Write out the listing below again, precisely as it is given.

─── Material provided ───

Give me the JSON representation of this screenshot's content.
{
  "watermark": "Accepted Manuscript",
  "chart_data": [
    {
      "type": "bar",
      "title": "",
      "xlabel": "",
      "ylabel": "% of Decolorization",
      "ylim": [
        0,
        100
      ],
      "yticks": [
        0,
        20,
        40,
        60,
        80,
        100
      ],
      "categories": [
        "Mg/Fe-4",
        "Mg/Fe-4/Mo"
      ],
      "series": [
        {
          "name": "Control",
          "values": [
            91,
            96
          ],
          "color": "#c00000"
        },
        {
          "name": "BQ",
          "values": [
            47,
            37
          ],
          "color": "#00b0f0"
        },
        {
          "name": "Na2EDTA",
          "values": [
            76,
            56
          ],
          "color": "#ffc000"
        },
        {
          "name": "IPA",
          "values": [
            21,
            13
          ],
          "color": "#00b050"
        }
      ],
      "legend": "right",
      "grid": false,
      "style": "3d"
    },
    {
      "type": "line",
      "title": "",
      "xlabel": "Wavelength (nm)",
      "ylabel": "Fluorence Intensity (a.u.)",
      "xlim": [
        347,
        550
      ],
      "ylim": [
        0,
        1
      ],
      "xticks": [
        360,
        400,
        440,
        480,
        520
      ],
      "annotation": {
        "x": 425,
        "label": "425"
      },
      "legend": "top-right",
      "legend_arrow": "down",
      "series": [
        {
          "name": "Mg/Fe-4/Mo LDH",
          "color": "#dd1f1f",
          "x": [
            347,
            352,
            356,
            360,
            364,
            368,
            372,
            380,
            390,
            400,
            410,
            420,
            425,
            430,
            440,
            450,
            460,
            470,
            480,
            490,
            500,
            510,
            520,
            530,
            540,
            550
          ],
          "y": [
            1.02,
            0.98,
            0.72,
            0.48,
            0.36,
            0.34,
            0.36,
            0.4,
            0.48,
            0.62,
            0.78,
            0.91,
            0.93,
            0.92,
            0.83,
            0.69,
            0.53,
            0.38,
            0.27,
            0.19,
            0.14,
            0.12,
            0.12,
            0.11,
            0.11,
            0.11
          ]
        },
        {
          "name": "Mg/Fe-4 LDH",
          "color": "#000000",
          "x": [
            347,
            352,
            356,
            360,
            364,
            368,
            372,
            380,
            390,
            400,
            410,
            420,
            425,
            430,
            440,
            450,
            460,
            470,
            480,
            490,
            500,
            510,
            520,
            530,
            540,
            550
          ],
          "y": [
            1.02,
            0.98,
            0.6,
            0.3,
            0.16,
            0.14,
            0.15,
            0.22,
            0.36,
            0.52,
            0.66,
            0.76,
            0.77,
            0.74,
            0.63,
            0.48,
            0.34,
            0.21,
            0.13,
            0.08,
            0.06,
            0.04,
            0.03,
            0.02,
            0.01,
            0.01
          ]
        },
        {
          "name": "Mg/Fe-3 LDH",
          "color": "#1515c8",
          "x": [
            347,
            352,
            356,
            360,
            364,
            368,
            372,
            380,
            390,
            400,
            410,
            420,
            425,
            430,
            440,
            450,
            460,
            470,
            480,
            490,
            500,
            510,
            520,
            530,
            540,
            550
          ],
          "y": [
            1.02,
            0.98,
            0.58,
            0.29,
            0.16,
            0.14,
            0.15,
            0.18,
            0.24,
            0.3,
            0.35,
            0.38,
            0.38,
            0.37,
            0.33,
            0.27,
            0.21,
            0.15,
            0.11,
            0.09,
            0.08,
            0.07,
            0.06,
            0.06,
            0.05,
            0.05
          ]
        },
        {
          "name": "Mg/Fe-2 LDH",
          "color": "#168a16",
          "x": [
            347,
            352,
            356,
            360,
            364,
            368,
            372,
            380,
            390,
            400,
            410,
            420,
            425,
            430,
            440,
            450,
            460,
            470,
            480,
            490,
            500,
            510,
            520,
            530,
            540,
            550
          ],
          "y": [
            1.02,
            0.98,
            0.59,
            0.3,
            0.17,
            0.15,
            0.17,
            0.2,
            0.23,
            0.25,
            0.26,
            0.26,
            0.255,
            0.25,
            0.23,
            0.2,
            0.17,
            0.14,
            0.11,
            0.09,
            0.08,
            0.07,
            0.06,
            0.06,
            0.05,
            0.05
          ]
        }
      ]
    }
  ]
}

───

◆ Solution to this exercise:
Give me the JSON representation of this screenshot's content.
{
  "watermark": "Accepted Manuscript",
  "chart_data": [
    {
      "type": "bar",
      "title": "",
      "xlabel": "",
      "ylabel": "% of Decolorization",
      "ylim": [
        0,
        100
      ],
      "yticks": [
        0,
        20,
        40,
        60,
        80,
        100
      ],
      "categories": [
        "Mg/Fe-4",
        "Mg/Fe-4/Mo"
      ],
      "series": [
        {
          "name": "Control",
          "values": [
            91,
            96
          ],
          "color": "#c00000"
        },
        {
          "name": "BQ",
          "values": [
            47,
            37
          ],
          "color": "#00b0f0"
        },
        {
          "name": "Na2EDTA",
          "values": [
            76,
            56
          ],
          "color": "#ffc000"
        },
        {
          "name": "IPA",
          "values": [
            21,
            13
          ],
          "color": "#00b050"
        }
      ],
      "legend": "right",
      "grid": false,
      "style": "3d"
    },
    {
      "type": "line",
      "title": "",
      "xlabel": "Wavelength (nm)",
      "ylabel": "Fluorence Intensity (a.u.)",
      "xlim": [
        347,
        550
      ],
      "ylim": [
        0,
        1
      ],
      "xticks": [
        360,
        400,
        440,
        480,
        520
      ],
      "annotation": {
        "x": 425,
        "label": "425"
      },
      "legend": "top-right",
      "legend_arrow": "down",
      "series": [
        {
          "name": "Mg/Fe-4/Mo LDH",
          "color": "#dd1f1f",
          "x": [
            347,
            352,
            356,
            360,
            364,
            368,
            372,
            380,
            390,
            400,
            410,
            420,
            425,
            430,
            440,
            450,
            460,
            470,
            480,
            490,
            500,
            510,
            520,
            530,
            540,
            550
          ],
          "y": [
            1.02,
            0.98,
            0.72,
            0.48,
            0.36,
            0.34,
            0.36,
            0.4,
            0.48,
            0.62,
            0.78,
            0.91,
            0.93,
            0.92,
            0.83,
            0.69,
            0.53,
            0.38,
            0.27,
            0.19,
            0.14,
            0.12,
            0.12,
            0.11,
            0.11,
            0.11
          ]
        },
        {
          "name": "Mg/Fe-4 LDH",
          "color": "#000000",
          "x": [
            347,
            352,
            356,
            360,
            364,
            368,
            372,
            380,
            390,
            400,
            410,
            420,
            425,
            430,
            440,
            450,
            460,
            470,
            480,
            490,
            500,
            510,
            520,
            530,
            540,
            550
          ],
          "y": [
            1.02,
            0.98,
            0.6,
            0.3,
            0.16,
            0.14,
            0.15,
            0.22,
            0.36,
            0.52,
            0.66,
            0.76,
            0.77,
            0.74,
            0.63,
            0.48,
            0.34,
            0.21,
            0.13,
            0.08,
            0.06,
            0.04,
            0.03,
            0.02,
            0.01,
            0.01
          ]
        },
        {
          "name": "Mg/Fe-3 LDH",
          "color": "#1515c8",
          "x": [
            347,
            352,
            356,
            360,
            364,
            368,
            372,
            380,
            390,
            400,
            410,
            420,
            425,
            430,
            440,
            450,
            460,
            470,
            480,
            490,
            500,
            510,
            520,
            530,
            540,
            550
          ],
          "y": [
            1.02,
            0.98,
            0.58,
            0.29,
            0.16,
            0.14,
            0.15,
            0.18,
            0.24,
            0.3,
            0.35,
            0.38,
            0.38,
            0.37,
            0.33,
            0.27,
            0.21,
            0.15,
            0.11,
            0.09,
            0.08,
            0.07,
            0.06,
            0.06,
            0.05,
            0.05
          ]
        },
        {
          "name": "Mg/Fe-2 LDH",
          "color": "#168a16",
          "x": [
            347,
            352,
            356,
            360,
            364,
            368,
            372,
            380,
            390,
            400,
            410,
            420,
            425,
            430,
            440,
            450,
            460,
            470,
            480,
            490,
            500,
            510,
            520,
            530,
            540,
            550
          ],
          "y": [
            1.02,
            0.98,
            0.59,
            0.3,
            0.17,
            0.15,
            0.17,
            0.2,
            0.23,
            0.25,
            0.26,
            0.26,
            0.255,
            0.25,
            0.23,
            0.2,
            0.17,
            0.14,
            0.11,
            0.09,
            0.08,
            0.07,
            0.06,
            0.06,
            0.05,
            0.05
          ]
        }
      ]
    }
  ]
}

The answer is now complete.